= What this task involves =
Restate the records in their entirety, word for word.

--- --- ---

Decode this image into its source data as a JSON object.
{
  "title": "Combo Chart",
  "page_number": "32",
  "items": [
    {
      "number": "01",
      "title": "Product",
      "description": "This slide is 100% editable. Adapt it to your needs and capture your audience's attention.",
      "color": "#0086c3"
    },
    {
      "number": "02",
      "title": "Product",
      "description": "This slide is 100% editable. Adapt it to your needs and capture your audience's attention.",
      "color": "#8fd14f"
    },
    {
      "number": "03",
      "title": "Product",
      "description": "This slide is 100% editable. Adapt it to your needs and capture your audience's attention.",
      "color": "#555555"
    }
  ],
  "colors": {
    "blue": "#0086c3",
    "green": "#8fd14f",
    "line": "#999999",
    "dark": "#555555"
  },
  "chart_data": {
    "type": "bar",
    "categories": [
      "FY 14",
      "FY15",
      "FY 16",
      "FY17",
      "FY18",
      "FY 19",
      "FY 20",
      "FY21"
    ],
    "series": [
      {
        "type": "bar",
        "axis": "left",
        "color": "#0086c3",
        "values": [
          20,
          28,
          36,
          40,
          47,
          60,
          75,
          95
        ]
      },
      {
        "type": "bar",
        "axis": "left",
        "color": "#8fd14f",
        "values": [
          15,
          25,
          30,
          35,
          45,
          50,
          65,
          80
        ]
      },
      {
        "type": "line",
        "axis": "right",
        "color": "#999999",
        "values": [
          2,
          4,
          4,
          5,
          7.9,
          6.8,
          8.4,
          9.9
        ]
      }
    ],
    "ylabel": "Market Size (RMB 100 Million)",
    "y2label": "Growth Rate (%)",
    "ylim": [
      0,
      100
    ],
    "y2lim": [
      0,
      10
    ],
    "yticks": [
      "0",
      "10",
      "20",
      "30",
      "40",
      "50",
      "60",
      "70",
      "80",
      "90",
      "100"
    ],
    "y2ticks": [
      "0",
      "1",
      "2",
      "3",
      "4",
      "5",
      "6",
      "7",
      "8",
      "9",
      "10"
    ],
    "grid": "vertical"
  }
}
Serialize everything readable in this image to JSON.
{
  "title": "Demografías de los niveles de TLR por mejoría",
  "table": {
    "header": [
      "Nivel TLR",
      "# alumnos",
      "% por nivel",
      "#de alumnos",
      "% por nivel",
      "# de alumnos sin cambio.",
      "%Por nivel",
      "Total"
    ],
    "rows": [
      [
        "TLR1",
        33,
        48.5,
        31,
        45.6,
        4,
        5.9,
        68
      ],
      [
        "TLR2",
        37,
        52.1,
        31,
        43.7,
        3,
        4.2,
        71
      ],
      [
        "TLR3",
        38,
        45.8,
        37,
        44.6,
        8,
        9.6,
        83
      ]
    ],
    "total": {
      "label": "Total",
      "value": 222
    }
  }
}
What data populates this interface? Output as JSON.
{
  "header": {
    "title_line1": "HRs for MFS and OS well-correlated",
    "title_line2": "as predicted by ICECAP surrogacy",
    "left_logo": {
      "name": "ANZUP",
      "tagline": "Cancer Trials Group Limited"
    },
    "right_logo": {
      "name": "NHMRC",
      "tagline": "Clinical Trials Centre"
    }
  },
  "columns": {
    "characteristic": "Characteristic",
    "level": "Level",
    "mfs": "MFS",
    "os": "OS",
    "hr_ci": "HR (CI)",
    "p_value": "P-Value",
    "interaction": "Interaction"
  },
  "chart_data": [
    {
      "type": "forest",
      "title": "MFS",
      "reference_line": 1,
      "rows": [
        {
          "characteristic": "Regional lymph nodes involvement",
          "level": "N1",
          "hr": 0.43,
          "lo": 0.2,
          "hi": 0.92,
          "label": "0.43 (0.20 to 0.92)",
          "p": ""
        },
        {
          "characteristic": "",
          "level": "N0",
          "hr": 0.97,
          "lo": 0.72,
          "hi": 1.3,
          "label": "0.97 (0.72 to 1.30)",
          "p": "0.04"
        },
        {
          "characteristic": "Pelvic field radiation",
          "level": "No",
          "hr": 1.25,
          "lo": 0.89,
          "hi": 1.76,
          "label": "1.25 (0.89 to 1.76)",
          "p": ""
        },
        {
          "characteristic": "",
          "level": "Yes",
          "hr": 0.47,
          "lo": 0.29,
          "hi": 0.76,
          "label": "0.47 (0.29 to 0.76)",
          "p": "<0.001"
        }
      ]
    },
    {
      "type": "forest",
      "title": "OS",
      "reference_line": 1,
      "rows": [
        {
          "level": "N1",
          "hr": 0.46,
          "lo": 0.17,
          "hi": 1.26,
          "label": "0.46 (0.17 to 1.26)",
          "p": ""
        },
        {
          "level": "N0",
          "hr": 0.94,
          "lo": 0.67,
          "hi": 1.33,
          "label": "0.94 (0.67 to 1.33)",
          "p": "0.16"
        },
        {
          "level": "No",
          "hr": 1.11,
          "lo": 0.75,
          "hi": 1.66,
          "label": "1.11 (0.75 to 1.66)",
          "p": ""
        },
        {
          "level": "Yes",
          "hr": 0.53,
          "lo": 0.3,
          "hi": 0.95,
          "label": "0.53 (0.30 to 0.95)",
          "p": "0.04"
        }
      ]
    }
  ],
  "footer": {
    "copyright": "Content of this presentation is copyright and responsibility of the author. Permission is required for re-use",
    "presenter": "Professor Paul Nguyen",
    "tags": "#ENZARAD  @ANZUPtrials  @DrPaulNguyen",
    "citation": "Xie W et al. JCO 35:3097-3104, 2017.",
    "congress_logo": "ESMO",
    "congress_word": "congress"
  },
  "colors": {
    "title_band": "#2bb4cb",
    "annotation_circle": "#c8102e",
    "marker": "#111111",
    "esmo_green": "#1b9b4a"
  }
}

--- --- ---

= Solution =
Decode this image into its source data as a JSON object.
{
  "title": "Combo Chart",
  "page_number": "32",
  "items": [
    {
      "number": "01",
      "title": "Product",
      "description": "This slide is 100% editable. Adapt it to your needs and capture your audience's attention.",
      "color": "#0086c3"
    },
    {
      "number": "02",
      "title": "Product",
      "description": "This slide is 100% editable. Adapt it to your needs and capture your audience's attention.",
      "color": "#8fd14f"
    },
    {
      "number": "03",
      "title": "Product",
      "description": "This slide is 100% editable. Adapt it to your needs and capture your audience's attention.",
      "color": "#555555"
    }
  ],
  "colors": {
    "blue": "#0086c3",
    "green": "#8fd14f",
    "line": "#999999",
    "dark": "#555555"
  },
  "chart_data": {
    "type": "bar",
    "categories": [
      "FY 14",
      "FY15",
      "FY 16",
      "FY17",
      "FY18",
      "FY 19",
      "FY 20",
      "FY21"
    ],
    "series": [
      {
        "type": "bar",
        "axis": "left",
        "color": "#0086c3",
        "values": [
          20,
          28,
          36,
          40,
          47,
          60,
          75,
          95
        ]
      },
      {
        "type": "bar",
        "axis": "left",
        "color": "#8fd14f",
        "values": [
          15,
          25,
          30,
          35,
          45,
          50,
          65,
          80
        ]
      },
      {
        "type": "line",
        "axis": "right",
        "color": "#999999",
        "values": [
          2,
          4,
          4,
          5,
          7.9,
          6.8,
          8.4,
          9.9
        ]
      }
    ],
    "ylabel": "Market Size (RMB 100 Million)",
    "y2label": "Growth Rate (%)",
    "ylim": [
      0,
      100
    ],
    "y2lim": [
      0,
      10
    ],
    "yticks": [
      "0",
      "10",
      "20",
      "30",
      "40",
      "50",
      "60",
      "70",
      "80",
      "90",
      "100"
    ],
    "y2ticks": [
      "0",
      "1",
      "2",
      "3",
      "4",
      "5",
      "6",
      "7",
      "8",
      "9",
      "10"
    ],
    "grid": "vertical"
  }
}
Serialize everything readable in this image to JSON.
{
  "title": "Demografías de los niveles de TLR por mejoría",
  "table": {
    "header": [
      "Nivel TLR",
      "# alumnos",
      "% por nivel",
      "#de alumnos",
      "% por nivel",
      "# de alumnos sin cambio.",
      "%Por nivel",
      "Total"
    ],
    "rows": [
      [
        "TLR1",
        33,
        48.5,
        31,
        45.6,
        4,
        5.9,
        68
      ],
      [
        "TLR2",
        37,
        52.1,
        31,
        43.7,
        3,
        4.2,
        71
      ],
      [
        "TLR3",
        38,
        45.8,
        37,
        44.6,
        8,
        9.6,
        83
      ]
    ],
    "total": {
      "label": "Total",
      "value": 222
    }
  }
}
What data populates this interface? Output as JSON.
{
  "header": {
    "title_line1": "HRs for MFS and OS well-correlated",
    "title_line2": "as predicted by ICECAP surrogacy",
    "left_logo": {
      "name": "ANZUP",
      "tagline": "Cancer Trials Group Limited"
    },
    "right_logo": {
      "name": "NHMRC",
      "tagline": "Clinical Trials Centre"
    }
  },
  "columns": {
    "characteristic": "Characteristic",
    "level": "Level",
    "mfs": "MFS",
    "os": "OS",
    "hr_ci": "HR (CI)",
    "p_value": "P-Value",
    "interaction": "Interaction"
  },
  "chart_data": [
    {
      "type": "forest",
      "title": "MFS",
      "reference_line": 1,
      "rows": [
        {
          "characteristic": "Regional lymph nodes involvement",
          "level": "N1",
          "hr": 0.43,
          "lo": 0.2,
          "hi": 0.92,
          "label": "0.43 (0.20 to 0.92)",
          "p": ""
        },
        {
          "characteristic": "",
          "level": "N0",
          "hr": 0.97,
          "lo": 0.72,
          "hi": 1.3,
          "label": "0.97 (0.72 to 1.30)",
          "p": "0.04"
        },
        {
          "characteristic": "Pelvic field radiation",
          "level": "No",
          "hr": 1.25,
          "lo": 0.89,
          "hi": 1.76,
          "label": "1.25 (0.89 to 1.76)",
          "p": ""
        },
        {
          "characteristic": "",
          "level": "Yes",
          "hr": 0.47,
          "lo": 0.29,
          "hi": 0.76,
          "label": "0.47 (0.29 to 0.76)",
          "p": "<0.001"
        }
      ]
    },
    {
      "type": "forest",
      "title": "OS",
      "reference_line": 1,
      "rows": [
        {
          "level": "N1",
          "hr": 0.46,
          "lo": 0.17,
          "hi": 1.26,
          "label": "0.46 (0.17 to 1.26)",
          "p": ""
        },
        {
          "level": "N0",
          "hr": 0.94,
          "lo": 0.67,
          "hi": 1.33,
          "label": "0.94 (0.67 to 1.33)",
          "p": "0.16"
        },
        {
          "level": "No",
          "hr": 1.11,
          "lo": 0.75,
          "hi": 1.66,
          "label": "1.11 (0.75 to 1.66)",
          "p": ""
        },
        {
          "level": "Yes",
          "hr": 0.53,
          "lo": 0.3,
          "hi": 0.95,
          "label": "0.53 (0.30 to 0.95)",
          "p": "0.04"
        }
      ]
    }
  ],
  "footer": {
    "copyright": "Content of this presentation is copyright and responsibility of the author. Permission is required for re-use",
    "presenter": "Professor Paul Nguyen",
    "tags": "#ENZARAD  @ANZUPtrials  @DrPaulNguyen",
    "citation": "Xie W et al. JCO 35:3097-3104, 2017.",
    "congress_logo": "ESMO",
    "congress_word": "congress"
  },
  "colors": {
    "title_band": "#2bb4cb",
    "annotation_circle": "#c8102e",
    "marker": "#111111",
    "esmo_green": "#1b9b4a"
  }
}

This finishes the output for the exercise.